▶ Provided material:
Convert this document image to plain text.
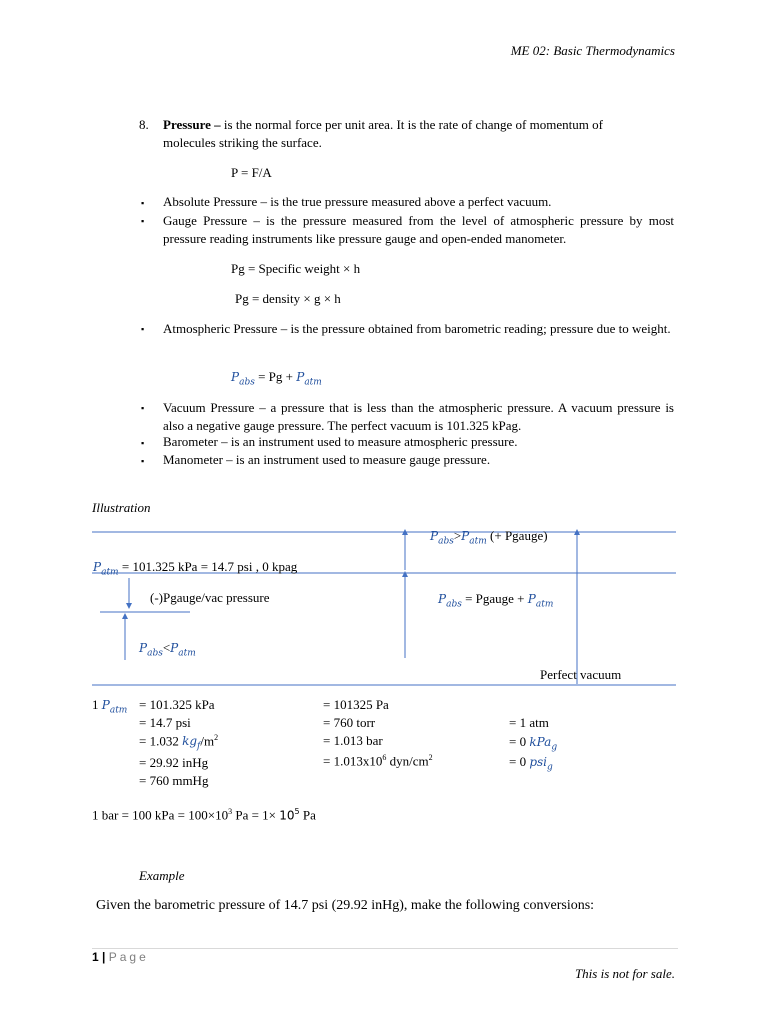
ME 02: Basic Thermodynamics
8. Pressure – is the normal force per unit area. It is the rate of change of momentum of
molecules striking the surface.
P = F/A
▪ Absolute Pressure – is the true pressure measured above a perfect vacuum.
▪ Gauge Pressure – is the pressure measured from the level of atmospheric pressure by most pressure reading instruments like pressure gauge and open-ended manometer.
Pg = Specific weight × h
Pg = density × g × h
▪ Atmospheric Pressure – is the pressure obtained from barometric reading; pressure due to weight.
$P_{abs} = Pg + P_{atm}$
▪ Vacuum Pressure – a pressure that is less than the atmospheric pressure. A vacuum pressure is also a negative gauge pressure. The perfect vacuum is 101.325 kPag.
▪ Barometer – is an instrument used to measure atmospheric pressure.
▪ Manometer – is an instrument used to measure gauge pressure.
Illustration
$P_{abs}>P_{atm}$ (+ Pgauge)
$P_{atm} = 101.325$ kPa = 14.7 psi , 0 kpag
(-)Pgauge/vac pressure	$P_{abs}$ = Pgauge + $P_{atm}$
$P_{abs}<P_{atm}$
Perfect vacuum
1 $P_{atm} = 101.325$ kPa
= 14.7 psi
= 1.032 $kg_f/m^2$
= 29.92 inHg
= 760 mmHg
= 101325 Pa
= 760 torr
= 1.013 bar
= $1.013x10^6$ dyn/$cm^2$
= 1 atm
= 0 kPa$_g$
= 0 psi$_g$
1 bar = 100 kPa = $100\times 10^3$ $Pa = 1\times 10^5$ Pa
Example
Given the barometric pressure of 14.7 psi (29.92 inHg), make the following conversions:
1 | Page
This is not for sale.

▶ Objective: Take each line containing the string "used" and copy it out.

▶ Written reply:
▪ Barometer – is an instrument used to measure atmospheric pressure.
▪ Manometer – is an instrument used to measure gauge pressure.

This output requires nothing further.